Transcribe, word for word, the passage of the November commute piece from "Even the swarms" to "a bolted door.".

- Selected excerpt -
=======

Wednesday, November 30, 2016

We know this narrative's path

It is Mr. Malleable's day of the week.  The skies are dark and cloudy, the roads glisten with wet, yet it isn't raining.  There are freshly-fallen leaves strewn about the sidewalks and, where there are no sidewalks, the sides of the road where asphalt meets gravel or grass.  They have certainly fallen since the last rains came through because they still move like free spirits, not yet wet and heavy.  They move like they still live high up in the breeze zone, they don't yet know they have died.

The transit bus in front of me must be trying to catch up with its schedule. A big boxy White Rabbit, it is moving along at an anxious full legal speed (plus a little).  The freshly-fallen leaves get caught up in the bus' swirling wake and dance up in front of me on the road before sweeping under my front bumper.  If it weren't so dark out I'm sure I would be able to see them behind me, now dancing in the wake of my car.


This is the season of dark mornings and dark evenings.  Of watching for shadows that move along the sides of the road (don't they know that all-black clothing, while fashionable, is totally invisible in the dark?) against the glare of on-coming headlights, on both the morning and evening commutes.  Caution mixed with impatience adds to the volatility of the road.
Even the swarms of kids have given in
To winter's big excuse, boxed-in allure:
TVs ricochet light behind pulled curtains. 
The days throw up a closed sign around four.
The hapless customer who'd wanted something
Arrives to find lights out, a bolted door. 
     - Maggie Dietz, from November
Gas prices are down again these days. Big and excessively-big vehicles fill the roads as those with short memories happily wrap themselves in 2 tons of aggressive sheet metal so they can once again tower over the rest of the traffic.  I shake my head, bemused. They will probably be making excessively-big car payments for much longer than the gas prices will stay artificially depressed, but as we've seen this same movie a few times already I can't feel too much sympathy.  Big, small, slow, fast, weak, powerful: everyone gets the opportunity to move at the same speed, which is precisely no faster than the car in front of you.  The only variable is how much gas you consume while you move in queue.
Traffic was heavy coming off the bridge,
and I took the road to the right, the wrong one,
and got stuck in the car for hours.  
Most nights I rushed out into the evening
without paying attention to the trees,
whose names I didn't know,
or the birds, which flew heedlessly on.

=======

- Dataset records -

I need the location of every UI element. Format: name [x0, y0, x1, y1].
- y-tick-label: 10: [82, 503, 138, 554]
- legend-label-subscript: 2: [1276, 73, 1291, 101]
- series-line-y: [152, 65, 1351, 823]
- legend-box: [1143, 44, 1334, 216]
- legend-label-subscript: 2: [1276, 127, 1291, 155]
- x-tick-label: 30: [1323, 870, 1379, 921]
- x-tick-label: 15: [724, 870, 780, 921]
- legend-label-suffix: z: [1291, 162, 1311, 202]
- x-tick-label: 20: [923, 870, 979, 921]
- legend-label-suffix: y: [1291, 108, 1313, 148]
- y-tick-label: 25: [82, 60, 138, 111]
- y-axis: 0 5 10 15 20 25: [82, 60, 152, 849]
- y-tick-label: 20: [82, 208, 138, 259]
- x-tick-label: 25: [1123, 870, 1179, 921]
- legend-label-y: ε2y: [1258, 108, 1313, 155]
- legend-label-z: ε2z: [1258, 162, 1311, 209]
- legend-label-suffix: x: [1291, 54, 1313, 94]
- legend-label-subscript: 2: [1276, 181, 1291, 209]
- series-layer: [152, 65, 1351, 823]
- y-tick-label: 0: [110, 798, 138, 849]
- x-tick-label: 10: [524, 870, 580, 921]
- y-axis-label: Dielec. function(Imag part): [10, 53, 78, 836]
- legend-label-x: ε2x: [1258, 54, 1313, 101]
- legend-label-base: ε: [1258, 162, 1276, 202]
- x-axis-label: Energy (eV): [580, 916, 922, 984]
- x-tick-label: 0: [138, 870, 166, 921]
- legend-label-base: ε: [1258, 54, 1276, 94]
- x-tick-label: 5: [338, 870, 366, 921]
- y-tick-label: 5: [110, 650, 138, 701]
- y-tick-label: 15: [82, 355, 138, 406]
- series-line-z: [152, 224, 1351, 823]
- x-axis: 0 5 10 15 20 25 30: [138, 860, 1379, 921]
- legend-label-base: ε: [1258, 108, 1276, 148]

=======

- Reply to the task -
Even the swarms of kids have given in
To winter's big excuse, boxed-in allure:
TVs ricochet light behind pulled curtains. 
The days throw up a closed sign around four.
The hapless customer who'd wanted something
Arrives to find lights out, a bolted door.